# GIVEN INSTRUCTION:
Go through the data below and gather each line containing "Disk".

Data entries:
--

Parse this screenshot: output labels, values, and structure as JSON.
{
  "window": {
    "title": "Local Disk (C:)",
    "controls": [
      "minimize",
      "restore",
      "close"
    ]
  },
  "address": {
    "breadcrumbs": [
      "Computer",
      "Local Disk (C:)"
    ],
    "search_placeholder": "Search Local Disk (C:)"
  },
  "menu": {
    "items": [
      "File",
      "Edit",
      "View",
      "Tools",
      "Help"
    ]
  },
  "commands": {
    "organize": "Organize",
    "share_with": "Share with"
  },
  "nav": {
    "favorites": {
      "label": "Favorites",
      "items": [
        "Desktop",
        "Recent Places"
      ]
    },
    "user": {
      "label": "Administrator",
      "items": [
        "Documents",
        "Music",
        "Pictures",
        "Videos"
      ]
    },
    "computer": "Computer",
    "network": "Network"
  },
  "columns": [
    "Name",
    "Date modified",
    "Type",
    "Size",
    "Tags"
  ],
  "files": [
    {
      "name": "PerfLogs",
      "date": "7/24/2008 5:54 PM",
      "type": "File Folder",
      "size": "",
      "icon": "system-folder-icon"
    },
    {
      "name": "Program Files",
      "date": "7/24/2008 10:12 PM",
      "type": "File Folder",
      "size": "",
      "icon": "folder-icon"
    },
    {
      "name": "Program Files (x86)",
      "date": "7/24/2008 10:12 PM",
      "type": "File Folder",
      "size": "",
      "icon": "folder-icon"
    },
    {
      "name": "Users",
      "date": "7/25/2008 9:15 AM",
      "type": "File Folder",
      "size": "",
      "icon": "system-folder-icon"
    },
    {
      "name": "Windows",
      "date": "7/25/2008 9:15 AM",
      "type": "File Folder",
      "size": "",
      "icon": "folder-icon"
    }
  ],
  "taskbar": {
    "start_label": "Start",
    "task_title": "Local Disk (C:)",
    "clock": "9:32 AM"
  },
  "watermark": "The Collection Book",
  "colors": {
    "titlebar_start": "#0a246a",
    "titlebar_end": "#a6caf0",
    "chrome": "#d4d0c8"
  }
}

--

# ANSWER TO THIS TASK:
    "title": "Local Disk (C:)",
      "Local Disk (C:)"
    "search_placeholder": "Search Local Disk (C:)"
    "task_title": "Local Disk (C:)",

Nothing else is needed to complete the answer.